▶ Direction: Your task is to copy the listing exactly, with the pictures left out.

▶ Stored records:
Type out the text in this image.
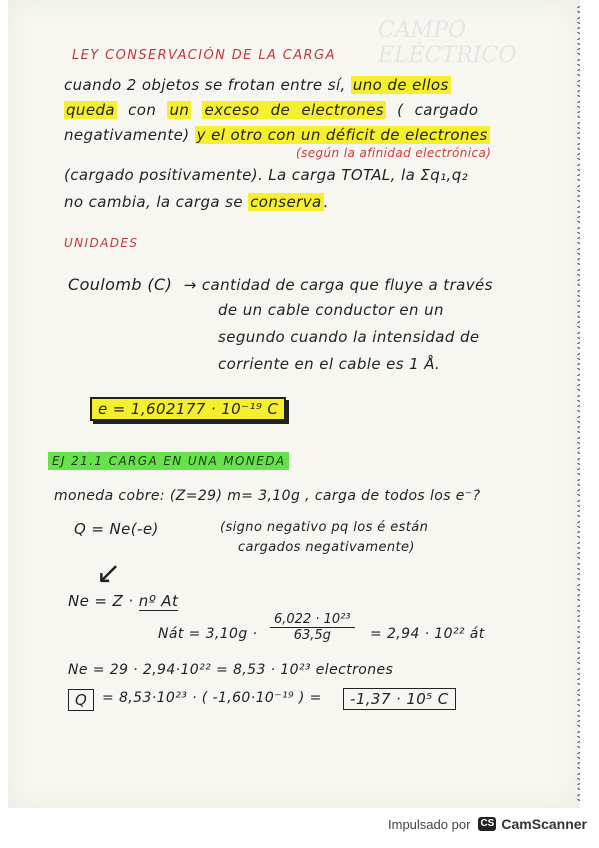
CAMPO ELÉCTRICO
LEY CONSERVACIÓN DE LA CARGA
cuando 2 objetos se frotan entre sí, uno de ellos
queda con un exceso de electrones ( cargado
negativamente) y el otro con un déficit de electrones
(según la afinidad electrónica)
(cargado positivamente). La carga TOTAL, la Σq₁,q₂
no cambia, la carga se conserva .
UNIDADES
Coulomb (C) → cantidad de carga que fluye a través
de un cable conductor en un
segundo cuando la intensidad de
corriente en el cable es 1 Å.
e = 1,602177 · 10⁻¹⁹ C
EJ 21.1 CARGA EN UNA MONEDA
moneda cobre: (Z=29) m= 3,10g , carga de todos los e⁻?
Q = Ne(-e)	(signo negativo pq los é están
cargados negativamente)
↙
Ne = Z · nº At
Nát = $3,10g \cdot \frac{\text{6,022 · 10²³}}{63,5g} = 2,94 \cdot 10^{22}$ át
Ne = 29 · 2,94·10²² = 8,53 · 10²³ electrones
Q	= 8,53·10²³ · ( -1,60·10⁻¹⁹ ) =	-1,37 · 10⁵ C
Impulsado por CS CamScanner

▶ Complete response:
Type out the text in this image.
CAMPO ELÉCTRICO
LEY CONSERVACIÓN DE LA CARGA
cuando 2 objetos se frotan entre sí, uno de ellos
queda con un exceso de electrones ( cargado
negativamente) y el otro con un déficit de electrones
(según la afinidad electrónica)
(cargado positivamente). La carga TOTAL, la Σq₁,q₂
no cambia, la carga se conserva .
UNIDADES
Coulomb (C) → cantidad de carga que fluye a través
de un cable conductor en un
segundo cuando la intensidad de
corriente en el cable es 1 Å.
e = 1,602177 · 10⁻¹⁹ C
EJ 21.1 CARGA EN UNA MONEDA
moneda cobre: (Z=29) m= 3,10g , carga de todos los e⁻?
Q = Ne(-e)	(signo negativo pq los é están
cargados negativamente)
↙
Ne = Z · nº At
Nát = $3,10g \cdot \frac{\text{6,022 · 10²³}}{63,5g} = 2,94 \cdot 10^{22}$ át
Ne = 29 · 2,94·10²² = 8,53 · 10²³ electrones
Q	= 8,53·10²³ · ( -1,60·10⁻¹⁹ ) =	-1,37 · 10⁵ C
Impulsado por CS CamScanner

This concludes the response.